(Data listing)
····················

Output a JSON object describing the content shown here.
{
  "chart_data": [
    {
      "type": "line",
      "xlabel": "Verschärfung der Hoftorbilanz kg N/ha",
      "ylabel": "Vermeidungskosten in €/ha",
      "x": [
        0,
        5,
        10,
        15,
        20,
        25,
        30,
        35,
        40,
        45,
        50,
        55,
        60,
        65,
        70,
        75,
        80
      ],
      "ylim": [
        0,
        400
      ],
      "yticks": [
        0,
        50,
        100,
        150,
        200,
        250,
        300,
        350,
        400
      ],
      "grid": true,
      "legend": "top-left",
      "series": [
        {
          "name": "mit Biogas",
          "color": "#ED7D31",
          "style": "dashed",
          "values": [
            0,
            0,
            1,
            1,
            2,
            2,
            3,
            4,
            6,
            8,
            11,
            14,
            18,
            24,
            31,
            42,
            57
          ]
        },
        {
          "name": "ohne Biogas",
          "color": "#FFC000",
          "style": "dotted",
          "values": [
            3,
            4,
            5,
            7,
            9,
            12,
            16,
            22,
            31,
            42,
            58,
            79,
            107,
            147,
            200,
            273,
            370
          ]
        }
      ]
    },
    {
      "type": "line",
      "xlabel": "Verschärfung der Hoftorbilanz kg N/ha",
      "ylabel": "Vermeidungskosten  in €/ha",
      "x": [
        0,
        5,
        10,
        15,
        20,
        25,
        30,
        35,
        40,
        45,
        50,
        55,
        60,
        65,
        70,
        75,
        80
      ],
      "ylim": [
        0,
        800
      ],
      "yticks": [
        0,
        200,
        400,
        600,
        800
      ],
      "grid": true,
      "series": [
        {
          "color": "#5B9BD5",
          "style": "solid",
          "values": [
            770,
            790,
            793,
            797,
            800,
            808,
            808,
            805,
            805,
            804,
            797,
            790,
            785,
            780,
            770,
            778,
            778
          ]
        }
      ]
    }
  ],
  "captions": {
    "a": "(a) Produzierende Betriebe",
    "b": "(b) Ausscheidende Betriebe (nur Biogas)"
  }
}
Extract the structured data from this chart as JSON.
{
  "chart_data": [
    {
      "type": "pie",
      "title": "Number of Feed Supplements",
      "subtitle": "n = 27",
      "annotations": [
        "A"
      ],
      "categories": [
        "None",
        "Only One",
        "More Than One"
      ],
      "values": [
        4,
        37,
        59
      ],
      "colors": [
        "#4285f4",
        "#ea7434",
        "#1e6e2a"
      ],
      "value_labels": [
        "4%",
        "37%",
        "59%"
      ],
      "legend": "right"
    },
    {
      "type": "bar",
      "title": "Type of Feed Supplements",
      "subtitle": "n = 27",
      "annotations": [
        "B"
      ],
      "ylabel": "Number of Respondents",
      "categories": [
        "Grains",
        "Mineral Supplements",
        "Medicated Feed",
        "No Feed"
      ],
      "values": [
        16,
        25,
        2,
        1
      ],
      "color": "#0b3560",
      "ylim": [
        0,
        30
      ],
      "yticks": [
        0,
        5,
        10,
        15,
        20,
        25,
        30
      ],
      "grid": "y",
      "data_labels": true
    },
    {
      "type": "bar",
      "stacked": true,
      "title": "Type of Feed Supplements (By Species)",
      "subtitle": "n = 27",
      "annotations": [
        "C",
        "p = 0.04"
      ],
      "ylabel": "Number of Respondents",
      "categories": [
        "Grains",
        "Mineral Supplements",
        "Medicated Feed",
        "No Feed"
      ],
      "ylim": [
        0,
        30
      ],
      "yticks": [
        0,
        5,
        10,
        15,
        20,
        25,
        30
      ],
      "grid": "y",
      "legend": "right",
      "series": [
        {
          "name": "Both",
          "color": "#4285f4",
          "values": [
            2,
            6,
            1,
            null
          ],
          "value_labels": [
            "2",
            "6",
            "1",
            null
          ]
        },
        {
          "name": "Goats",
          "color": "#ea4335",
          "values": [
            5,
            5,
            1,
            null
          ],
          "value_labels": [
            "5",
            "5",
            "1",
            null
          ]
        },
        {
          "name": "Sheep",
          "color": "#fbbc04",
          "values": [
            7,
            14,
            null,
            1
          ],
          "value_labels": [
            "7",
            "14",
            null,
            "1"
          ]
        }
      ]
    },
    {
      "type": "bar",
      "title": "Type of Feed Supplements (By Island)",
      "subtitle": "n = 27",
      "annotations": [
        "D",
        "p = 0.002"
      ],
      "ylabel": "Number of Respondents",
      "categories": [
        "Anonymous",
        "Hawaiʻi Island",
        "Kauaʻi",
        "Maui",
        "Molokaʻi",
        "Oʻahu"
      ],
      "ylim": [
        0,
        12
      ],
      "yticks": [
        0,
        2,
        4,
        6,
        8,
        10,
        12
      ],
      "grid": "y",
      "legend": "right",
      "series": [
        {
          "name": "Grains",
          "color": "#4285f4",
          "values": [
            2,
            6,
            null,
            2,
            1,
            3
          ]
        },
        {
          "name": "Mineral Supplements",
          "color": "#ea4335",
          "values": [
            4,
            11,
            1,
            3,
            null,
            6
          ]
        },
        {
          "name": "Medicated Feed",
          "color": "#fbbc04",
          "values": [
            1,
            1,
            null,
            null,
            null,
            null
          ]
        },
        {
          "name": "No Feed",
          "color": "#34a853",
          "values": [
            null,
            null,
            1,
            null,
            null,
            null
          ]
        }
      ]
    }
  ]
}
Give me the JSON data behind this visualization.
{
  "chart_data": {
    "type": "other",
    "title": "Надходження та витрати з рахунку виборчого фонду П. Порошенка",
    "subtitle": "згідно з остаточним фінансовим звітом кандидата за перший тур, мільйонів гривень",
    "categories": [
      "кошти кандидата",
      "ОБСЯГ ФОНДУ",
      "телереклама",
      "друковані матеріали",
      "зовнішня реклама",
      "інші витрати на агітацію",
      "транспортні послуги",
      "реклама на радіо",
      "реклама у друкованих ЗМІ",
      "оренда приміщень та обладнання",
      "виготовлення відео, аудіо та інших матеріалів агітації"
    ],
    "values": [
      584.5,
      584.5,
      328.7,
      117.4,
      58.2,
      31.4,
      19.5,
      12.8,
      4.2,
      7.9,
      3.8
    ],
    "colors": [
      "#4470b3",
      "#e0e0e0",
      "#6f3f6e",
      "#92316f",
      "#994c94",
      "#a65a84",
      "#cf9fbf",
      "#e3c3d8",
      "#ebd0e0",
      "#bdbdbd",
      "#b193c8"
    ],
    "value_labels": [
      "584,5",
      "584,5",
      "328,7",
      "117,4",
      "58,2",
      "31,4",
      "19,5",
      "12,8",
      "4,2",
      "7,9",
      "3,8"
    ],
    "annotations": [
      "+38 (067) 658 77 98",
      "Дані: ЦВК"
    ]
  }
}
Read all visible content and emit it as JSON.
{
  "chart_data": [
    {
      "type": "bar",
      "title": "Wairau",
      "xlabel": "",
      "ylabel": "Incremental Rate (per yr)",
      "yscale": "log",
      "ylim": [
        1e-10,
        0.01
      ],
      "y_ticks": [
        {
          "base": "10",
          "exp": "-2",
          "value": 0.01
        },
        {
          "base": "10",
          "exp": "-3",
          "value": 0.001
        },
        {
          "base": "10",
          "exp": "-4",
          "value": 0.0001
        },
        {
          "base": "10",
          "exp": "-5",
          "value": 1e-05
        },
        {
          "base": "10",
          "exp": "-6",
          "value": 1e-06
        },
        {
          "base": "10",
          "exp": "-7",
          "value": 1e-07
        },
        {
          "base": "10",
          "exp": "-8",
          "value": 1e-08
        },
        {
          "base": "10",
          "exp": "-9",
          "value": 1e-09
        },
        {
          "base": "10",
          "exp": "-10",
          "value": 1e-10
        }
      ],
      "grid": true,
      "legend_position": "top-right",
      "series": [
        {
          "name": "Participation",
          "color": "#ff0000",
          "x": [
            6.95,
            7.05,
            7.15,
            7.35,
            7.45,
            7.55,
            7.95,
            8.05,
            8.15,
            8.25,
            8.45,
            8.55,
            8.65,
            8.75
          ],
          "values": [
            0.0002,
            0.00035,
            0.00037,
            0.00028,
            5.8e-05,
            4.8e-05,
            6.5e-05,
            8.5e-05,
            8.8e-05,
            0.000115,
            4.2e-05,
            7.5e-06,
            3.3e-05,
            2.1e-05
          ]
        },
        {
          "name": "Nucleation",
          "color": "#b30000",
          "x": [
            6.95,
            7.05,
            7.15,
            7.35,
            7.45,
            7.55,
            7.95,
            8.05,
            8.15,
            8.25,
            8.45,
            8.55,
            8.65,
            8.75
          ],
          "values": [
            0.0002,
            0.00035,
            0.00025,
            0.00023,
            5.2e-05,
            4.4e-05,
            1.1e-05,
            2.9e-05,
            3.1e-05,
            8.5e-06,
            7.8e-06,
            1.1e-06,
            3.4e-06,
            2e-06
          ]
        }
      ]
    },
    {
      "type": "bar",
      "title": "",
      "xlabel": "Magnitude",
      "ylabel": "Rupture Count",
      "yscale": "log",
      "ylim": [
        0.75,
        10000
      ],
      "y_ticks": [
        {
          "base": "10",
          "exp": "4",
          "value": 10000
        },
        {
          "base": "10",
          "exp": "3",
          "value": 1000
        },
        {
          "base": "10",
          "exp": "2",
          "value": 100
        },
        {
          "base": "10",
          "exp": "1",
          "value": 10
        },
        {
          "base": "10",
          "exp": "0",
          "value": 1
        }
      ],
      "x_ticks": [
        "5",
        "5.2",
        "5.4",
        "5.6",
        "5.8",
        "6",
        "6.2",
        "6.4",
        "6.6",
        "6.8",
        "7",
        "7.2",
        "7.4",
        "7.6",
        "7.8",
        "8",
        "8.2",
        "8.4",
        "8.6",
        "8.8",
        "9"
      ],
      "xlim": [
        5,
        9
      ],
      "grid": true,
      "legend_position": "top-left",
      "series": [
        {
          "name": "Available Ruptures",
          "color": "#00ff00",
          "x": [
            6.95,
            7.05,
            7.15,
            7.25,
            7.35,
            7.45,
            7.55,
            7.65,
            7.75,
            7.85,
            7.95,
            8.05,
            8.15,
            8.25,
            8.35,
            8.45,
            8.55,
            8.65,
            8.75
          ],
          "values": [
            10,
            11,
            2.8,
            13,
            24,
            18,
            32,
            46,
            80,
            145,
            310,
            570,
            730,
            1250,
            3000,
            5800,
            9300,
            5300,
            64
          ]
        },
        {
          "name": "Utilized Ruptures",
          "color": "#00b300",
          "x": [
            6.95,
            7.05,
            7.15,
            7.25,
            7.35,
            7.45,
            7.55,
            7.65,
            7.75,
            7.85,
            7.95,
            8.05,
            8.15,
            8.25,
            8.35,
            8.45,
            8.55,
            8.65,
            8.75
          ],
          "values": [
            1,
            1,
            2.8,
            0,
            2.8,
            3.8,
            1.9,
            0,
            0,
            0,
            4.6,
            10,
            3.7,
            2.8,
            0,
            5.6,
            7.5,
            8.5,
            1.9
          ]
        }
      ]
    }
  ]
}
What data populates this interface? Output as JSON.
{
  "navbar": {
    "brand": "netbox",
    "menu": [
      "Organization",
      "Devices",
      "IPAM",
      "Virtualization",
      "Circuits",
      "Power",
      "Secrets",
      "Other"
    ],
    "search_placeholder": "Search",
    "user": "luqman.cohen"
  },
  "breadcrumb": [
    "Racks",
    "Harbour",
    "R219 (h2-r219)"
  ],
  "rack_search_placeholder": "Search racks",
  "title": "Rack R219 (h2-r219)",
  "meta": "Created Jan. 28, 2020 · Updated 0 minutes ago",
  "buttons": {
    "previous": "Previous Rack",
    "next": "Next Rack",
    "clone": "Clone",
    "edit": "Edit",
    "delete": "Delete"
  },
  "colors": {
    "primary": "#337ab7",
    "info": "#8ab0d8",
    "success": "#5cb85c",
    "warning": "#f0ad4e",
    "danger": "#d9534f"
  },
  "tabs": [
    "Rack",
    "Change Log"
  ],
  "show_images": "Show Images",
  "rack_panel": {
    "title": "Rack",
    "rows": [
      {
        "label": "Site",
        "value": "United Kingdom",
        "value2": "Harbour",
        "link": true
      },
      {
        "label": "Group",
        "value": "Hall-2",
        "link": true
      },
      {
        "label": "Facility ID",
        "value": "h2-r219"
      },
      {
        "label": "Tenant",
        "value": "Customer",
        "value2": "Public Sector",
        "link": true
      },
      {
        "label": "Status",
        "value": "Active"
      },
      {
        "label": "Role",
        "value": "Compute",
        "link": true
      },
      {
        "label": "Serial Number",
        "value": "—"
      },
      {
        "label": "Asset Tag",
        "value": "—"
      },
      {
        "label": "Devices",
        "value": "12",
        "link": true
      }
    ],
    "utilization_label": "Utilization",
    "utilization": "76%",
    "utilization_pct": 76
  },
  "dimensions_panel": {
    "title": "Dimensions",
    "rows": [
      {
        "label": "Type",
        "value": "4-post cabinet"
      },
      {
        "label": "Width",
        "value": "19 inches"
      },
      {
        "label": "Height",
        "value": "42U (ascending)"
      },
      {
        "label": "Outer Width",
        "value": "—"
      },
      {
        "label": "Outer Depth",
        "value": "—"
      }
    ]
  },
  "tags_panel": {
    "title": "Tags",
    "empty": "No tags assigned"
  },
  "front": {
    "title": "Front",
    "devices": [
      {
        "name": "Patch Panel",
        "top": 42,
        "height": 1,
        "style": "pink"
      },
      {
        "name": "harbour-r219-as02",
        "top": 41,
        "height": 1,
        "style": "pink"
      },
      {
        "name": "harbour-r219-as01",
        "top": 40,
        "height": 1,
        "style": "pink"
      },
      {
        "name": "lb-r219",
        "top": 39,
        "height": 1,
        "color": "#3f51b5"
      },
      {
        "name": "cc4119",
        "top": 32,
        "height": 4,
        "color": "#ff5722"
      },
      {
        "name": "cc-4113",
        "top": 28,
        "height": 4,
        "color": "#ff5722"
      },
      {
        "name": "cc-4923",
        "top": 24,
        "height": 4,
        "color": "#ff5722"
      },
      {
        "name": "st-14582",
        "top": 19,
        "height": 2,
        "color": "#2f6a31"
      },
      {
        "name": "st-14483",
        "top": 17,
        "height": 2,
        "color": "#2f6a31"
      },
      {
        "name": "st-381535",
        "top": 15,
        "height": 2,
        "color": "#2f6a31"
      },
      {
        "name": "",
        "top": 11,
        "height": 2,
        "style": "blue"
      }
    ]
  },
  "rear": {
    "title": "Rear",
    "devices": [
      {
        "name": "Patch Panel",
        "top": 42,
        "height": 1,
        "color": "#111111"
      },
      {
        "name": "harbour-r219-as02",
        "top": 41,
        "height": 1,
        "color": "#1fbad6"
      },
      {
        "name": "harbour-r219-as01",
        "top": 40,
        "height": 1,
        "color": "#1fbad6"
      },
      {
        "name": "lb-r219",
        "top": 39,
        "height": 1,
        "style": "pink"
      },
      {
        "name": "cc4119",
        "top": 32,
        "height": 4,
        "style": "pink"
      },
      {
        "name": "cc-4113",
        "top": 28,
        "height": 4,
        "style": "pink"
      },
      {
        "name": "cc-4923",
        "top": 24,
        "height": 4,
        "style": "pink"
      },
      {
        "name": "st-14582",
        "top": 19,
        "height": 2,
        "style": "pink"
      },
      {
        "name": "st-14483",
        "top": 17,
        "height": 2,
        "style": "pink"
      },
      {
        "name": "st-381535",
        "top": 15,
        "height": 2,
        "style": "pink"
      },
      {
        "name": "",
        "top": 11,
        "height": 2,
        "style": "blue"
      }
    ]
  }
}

····················

* [WHAT IS NEEDED] Copy all lines from the material that contain "Feed".

* [ANSWER TO THIS PROBLEM]
      "title": "Number of Feed Supplements",
      "title": "Type of Feed Supplements",
        "Medicated Feed",
        "No Feed"
      "title": "Type of Feed Supplements (By Species)",
        "Medicated Feed",
        "No Feed"
      "title": "Type of Feed Supplements (By Island)",
          "name": "Medicated Feed",
          "name": "No Feed",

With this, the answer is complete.